Data entries
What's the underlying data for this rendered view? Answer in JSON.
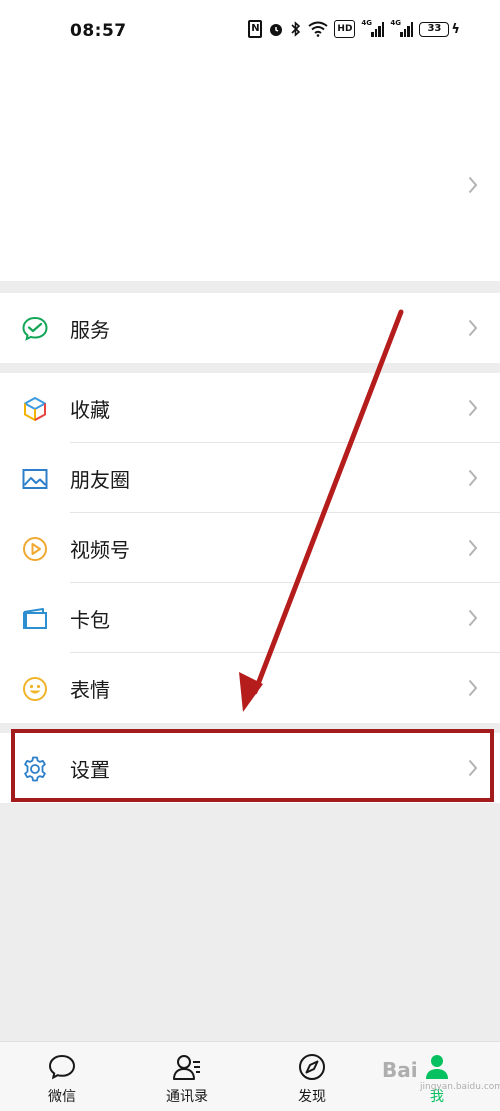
{
  "status_bar": {
    "time": "08:57",
    "signal1_label": "4G",
    "signal2_label": "4G",
    "battery": "33",
    "hd": "HD"
  },
  "menu": {
    "service": {
      "label": "服务",
      "icon": "wechat-pay-icon"
    },
    "items": [
      {
        "label": "收藏",
        "icon": "cube-icon"
      },
      {
        "label": "朋友圈",
        "icon": "image-icon"
      },
      {
        "label": "视频号",
        "icon": "play-icon"
      },
      {
        "label": "卡包",
        "icon": "card-icon"
      },
      {
        "label": "表情",
        "icon": "smile-icon"
      }
    ],
    "settings": {
      "label": "设置",
      "icon": "gear-icon"
    }
  },
  "annotation": {
    "arrow_color": "#b51c1c",
    "box_color": "#a31b1b"
  },
  "tabbar": {
    "tabs": [
      {
        "label": "微信",
        "icon": "chat-bubble-icon"
      },
      {
        "label": "通讯录",
        "icon": "contacts-icon"
      },
      {
        "label": "发现",
        "icon": "compass-icon"
      },
      {
        "label": "我",
        "icon": "person-icon",
        "active": true
      }
    ],
    "active_color": "#07c160"
  },
  "watermark": {
    "text": "Bai",
    "sub": "jingyan.baidu.com"
  }
}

▶ **Goal of the exercise**: Reproduce each entry precisely, dropping only the pictures.

▶ **Solution for this task**:
What's the underlying data for this rendered view? Answer in JSON.
{
  "status_bar": {
    "time": "08:57",
    "signal1_label": "4G",
    "signal2_label": "4G",
    "battery": "33",
    "hd": "HD"
  },
  "menu": {
    "service": {
      "label": "服务",
      "icon": "wechat-pay-icon"
    },
    "items": [
      {
        "label": "收藏",
        "icon": "cube-icon"
      },
      {
        "label": "朋友圈",
        "icon": "image-icon"
      },
      {
        "label": "视频号",
        "icon": "play-icon"
      },
      {
        "label": "卡包",
        "icon": "card-icon"
      },
      {
        "label": "表情",
        "icon": "smile-icon"
      }
    ],
    "settings": {
      "label": "设置",
      "icon": "gear-icon"
    }
  },
  "annotation": {
    "arrow_color": "#b51c1c",
    "box_color": "#a31b1b"
  },
  "tabbar": {
    "tabs": [
      {
        "label": "微信",
        "icon": "chat-bubble-icon"
      },
      {
        "label": "通讯录",
        "icon": "contacts-icon"
      },
      {
        "label": "发现",
        "icon": "compass-icon"
      },
      {
        "label": "我",
        "icon": "person-icon",
        "active": true
      }
    ],
    "active_color": "#07c160"
  },
  "watermark": {
    "text": "Bai",
    "sub": "jingyan.baidu.com"
  }
}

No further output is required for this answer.